-- start DATA LISTING --

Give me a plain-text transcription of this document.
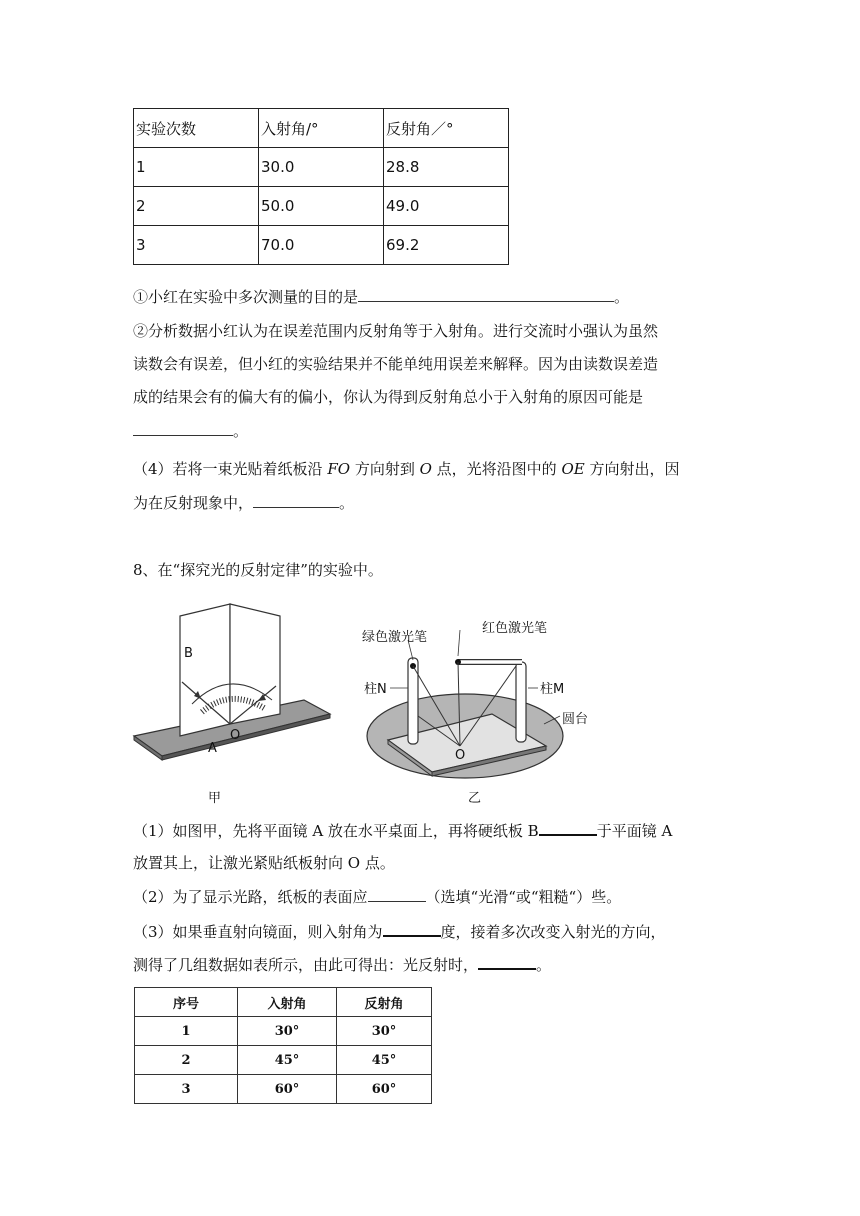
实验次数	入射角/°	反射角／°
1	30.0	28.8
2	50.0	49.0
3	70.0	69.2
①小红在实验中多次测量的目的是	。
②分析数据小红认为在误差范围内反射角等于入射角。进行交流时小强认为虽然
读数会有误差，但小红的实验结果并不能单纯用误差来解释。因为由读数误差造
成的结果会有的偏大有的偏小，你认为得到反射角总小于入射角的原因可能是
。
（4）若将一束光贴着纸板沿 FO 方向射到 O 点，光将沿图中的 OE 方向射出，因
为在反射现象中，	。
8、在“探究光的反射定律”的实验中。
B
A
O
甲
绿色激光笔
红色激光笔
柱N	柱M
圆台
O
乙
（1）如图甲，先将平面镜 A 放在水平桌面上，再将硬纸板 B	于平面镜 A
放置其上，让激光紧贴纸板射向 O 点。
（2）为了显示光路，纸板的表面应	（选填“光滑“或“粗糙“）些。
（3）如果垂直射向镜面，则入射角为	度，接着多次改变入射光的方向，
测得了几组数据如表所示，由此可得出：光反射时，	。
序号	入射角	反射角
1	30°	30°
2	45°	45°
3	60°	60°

-- end DATA LISTING --
-- start DATA LISTING --

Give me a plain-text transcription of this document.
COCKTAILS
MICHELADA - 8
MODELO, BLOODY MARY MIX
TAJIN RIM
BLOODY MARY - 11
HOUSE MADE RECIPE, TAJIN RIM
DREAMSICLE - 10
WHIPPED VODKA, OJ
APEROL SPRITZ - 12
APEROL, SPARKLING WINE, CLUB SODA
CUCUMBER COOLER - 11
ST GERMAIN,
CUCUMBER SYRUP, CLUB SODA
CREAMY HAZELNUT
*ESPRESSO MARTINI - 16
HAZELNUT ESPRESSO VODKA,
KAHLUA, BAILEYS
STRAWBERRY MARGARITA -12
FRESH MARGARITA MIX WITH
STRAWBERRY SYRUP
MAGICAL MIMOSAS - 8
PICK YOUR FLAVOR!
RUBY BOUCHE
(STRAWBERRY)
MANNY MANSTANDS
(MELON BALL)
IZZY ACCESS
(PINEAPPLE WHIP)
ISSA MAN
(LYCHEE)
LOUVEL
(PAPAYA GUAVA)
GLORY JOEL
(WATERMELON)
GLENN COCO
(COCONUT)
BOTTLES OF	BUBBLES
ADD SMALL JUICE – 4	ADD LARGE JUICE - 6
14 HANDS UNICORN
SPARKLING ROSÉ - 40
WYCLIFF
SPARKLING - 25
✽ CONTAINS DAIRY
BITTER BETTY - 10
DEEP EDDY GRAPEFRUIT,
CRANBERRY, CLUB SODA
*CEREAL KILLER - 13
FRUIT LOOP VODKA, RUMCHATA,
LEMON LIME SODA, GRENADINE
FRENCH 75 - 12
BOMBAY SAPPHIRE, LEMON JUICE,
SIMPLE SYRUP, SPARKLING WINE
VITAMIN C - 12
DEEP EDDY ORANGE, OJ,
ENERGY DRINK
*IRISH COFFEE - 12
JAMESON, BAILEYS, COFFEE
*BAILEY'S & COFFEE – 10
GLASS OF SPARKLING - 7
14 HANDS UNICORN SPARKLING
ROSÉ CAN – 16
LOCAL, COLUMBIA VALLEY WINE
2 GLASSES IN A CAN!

-- end DATA LISTING --
-- start DATA LISTING --

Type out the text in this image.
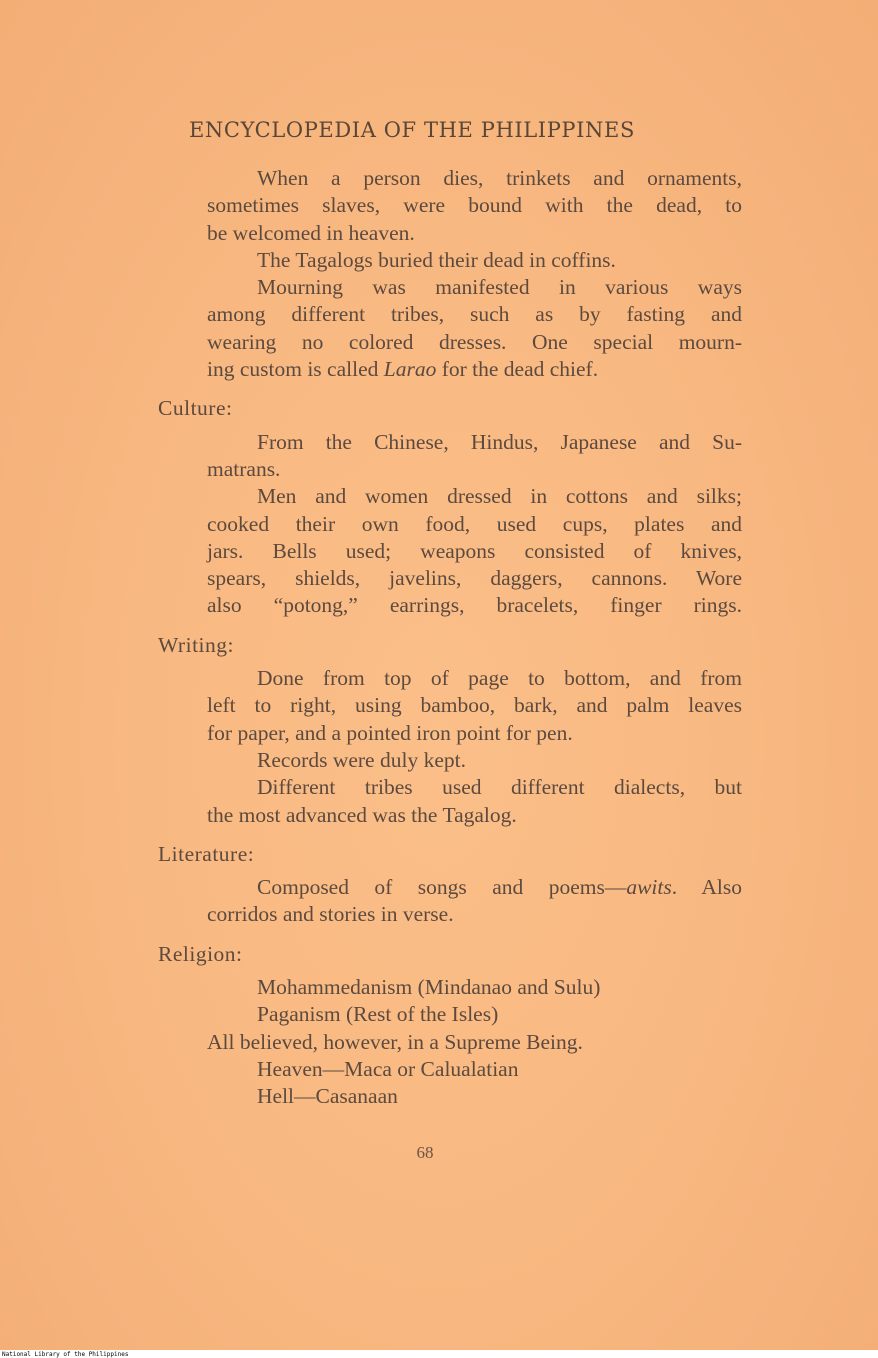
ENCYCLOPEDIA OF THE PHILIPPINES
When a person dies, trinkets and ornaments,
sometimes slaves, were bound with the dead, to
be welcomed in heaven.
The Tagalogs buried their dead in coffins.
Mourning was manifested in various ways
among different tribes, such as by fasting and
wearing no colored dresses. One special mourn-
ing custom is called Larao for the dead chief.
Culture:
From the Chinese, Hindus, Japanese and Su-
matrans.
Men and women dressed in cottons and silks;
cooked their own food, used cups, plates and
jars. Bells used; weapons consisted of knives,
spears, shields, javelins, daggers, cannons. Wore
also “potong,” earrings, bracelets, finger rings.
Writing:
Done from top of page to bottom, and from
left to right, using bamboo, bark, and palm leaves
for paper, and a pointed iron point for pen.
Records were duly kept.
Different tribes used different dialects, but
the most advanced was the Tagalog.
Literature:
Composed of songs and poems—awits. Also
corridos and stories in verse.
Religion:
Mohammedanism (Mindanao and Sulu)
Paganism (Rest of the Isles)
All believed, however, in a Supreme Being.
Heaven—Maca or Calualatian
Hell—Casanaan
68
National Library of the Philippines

-- end DATA LISTING --

# [AIM OF THE EXERCISE]
From the entries above, copy every line where the word "STRAWBERRY" shows up.

# [RESPONSE BELOW]
STRAWBERRY MARGARITA -12
STRAWBERRY SYRUP
(STRAWBERRY)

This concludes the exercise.